- [BRIEF]:
Collect every line of the records below that contains the word "привлечению".
=======
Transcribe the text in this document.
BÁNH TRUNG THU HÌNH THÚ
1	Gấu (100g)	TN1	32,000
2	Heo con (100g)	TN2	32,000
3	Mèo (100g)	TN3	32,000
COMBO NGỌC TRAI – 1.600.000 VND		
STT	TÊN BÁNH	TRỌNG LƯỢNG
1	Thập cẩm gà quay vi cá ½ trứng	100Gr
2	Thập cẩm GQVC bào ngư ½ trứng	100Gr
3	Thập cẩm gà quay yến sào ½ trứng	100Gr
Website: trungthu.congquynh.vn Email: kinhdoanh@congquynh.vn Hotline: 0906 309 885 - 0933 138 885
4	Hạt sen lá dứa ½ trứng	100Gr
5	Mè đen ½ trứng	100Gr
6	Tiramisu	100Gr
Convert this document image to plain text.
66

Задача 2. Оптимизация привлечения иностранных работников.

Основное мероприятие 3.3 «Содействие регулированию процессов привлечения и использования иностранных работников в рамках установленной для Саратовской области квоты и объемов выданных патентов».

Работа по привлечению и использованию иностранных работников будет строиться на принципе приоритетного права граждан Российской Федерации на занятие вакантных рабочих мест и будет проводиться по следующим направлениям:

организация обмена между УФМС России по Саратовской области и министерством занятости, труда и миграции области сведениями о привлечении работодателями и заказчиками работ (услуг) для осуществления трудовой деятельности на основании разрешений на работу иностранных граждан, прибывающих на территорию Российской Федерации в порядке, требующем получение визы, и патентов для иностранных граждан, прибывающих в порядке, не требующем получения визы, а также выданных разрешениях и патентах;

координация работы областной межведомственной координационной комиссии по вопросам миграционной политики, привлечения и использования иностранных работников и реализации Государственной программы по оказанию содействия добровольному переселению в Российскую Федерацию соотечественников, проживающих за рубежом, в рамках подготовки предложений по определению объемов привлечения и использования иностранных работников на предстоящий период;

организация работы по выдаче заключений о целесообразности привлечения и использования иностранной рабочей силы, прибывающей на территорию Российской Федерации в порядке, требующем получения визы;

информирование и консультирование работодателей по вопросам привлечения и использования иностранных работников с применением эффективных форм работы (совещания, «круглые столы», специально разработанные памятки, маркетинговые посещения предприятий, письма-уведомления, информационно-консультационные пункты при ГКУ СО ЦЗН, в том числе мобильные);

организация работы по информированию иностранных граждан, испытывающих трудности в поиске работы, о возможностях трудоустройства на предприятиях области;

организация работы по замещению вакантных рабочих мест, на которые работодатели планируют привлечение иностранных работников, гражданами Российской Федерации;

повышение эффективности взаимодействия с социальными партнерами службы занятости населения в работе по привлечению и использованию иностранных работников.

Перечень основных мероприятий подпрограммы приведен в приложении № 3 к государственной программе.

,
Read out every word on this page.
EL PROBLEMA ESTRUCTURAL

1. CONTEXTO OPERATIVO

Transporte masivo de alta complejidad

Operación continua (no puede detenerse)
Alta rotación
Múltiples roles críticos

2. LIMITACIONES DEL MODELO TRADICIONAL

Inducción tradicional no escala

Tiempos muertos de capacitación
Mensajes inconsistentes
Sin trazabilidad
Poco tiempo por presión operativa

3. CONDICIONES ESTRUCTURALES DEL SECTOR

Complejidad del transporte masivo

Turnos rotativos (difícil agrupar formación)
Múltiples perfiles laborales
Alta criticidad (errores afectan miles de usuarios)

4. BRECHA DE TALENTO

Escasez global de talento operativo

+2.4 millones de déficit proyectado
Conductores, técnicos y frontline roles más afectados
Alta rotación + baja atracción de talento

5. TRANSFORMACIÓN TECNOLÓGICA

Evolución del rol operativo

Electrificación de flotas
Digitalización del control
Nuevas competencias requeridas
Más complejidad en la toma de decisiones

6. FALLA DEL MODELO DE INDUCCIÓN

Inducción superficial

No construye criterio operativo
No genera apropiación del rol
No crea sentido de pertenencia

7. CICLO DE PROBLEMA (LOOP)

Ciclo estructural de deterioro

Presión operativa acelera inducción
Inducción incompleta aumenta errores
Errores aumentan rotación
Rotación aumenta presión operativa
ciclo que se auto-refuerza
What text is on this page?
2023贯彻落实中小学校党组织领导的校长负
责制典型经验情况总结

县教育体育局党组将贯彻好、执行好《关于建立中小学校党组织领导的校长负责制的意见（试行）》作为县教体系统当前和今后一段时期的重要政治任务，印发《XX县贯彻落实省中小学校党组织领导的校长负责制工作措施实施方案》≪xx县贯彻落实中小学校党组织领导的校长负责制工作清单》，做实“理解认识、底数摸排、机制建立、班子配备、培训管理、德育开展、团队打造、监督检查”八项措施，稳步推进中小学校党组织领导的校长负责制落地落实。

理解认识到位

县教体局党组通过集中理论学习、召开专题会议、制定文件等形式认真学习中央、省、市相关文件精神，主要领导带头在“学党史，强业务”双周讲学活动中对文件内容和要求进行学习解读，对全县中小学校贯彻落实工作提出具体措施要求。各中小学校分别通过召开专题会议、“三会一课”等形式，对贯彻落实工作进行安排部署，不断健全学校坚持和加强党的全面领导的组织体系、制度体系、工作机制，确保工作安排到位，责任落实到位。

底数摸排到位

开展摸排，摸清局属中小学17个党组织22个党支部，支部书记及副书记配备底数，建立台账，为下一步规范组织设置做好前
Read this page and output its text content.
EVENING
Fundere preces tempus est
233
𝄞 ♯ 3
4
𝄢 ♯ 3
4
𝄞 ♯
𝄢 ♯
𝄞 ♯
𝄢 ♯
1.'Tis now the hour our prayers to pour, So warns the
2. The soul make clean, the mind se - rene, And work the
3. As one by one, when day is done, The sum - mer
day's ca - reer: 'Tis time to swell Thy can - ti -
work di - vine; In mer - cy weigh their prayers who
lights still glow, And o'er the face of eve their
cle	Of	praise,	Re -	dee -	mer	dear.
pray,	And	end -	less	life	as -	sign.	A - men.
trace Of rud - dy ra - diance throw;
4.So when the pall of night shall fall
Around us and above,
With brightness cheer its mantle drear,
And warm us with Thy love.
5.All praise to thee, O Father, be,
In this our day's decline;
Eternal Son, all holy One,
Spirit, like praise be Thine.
=======
- [RESULT FOR THIS EXERCISE]:
Работа по привлечению и использованию иностранных работников будет строиться на принципе приоритетного права граждан Российской Федерации на занятие вакантных рабочих мест и будет проводиться по следующим направлениям:
повышение эффективности взаимодействия с социальными партнерами службы занятости населения в работе по привлечению и использованию иностранных работников.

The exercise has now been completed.